----- Material to process -----
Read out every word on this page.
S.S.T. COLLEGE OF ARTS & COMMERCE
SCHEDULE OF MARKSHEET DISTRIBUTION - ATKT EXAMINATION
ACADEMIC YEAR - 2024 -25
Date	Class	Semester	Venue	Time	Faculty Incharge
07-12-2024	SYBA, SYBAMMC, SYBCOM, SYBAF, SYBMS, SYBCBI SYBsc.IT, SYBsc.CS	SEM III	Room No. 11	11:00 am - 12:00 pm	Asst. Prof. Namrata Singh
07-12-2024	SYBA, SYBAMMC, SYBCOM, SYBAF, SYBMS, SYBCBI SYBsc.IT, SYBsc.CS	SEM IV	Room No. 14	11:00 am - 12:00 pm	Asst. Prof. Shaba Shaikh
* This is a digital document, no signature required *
-----
Given problem: The entries above should be repeated exactly, every one of them.

Final result:
Read out every word on this page.
S.S.T. COLLEGE OF ARTS & COMMERCE
SCHEDULE OF MARKSHEET DISTRIBUTION - ATKT EXAMINATION
ACADEMIC YEAR - 2024 -25
Date	Class	Semester	Venue	Time	Faculty Incharge
07-12-2024	SYBA, SYBAMMC, SYBCOM, SYBAF, SYBMS, SYBCBI SYBsc.IT, SYBsc.CS	SEM III	Room No. 11	11:00 am - 12:00 pm	Asst. Prof. Namrata Singh
07-12-2024	SYBA, SYBAMMC, SYBCOM, SYBAF, SYBMS, SYBCBI SYBsc.IT, SYBsc.CS	SEM IV	Room No. 14	11:00 am - 12:00 pm	Asst. Prof. Shaba Shaikh
* This is a digital document, no signature required *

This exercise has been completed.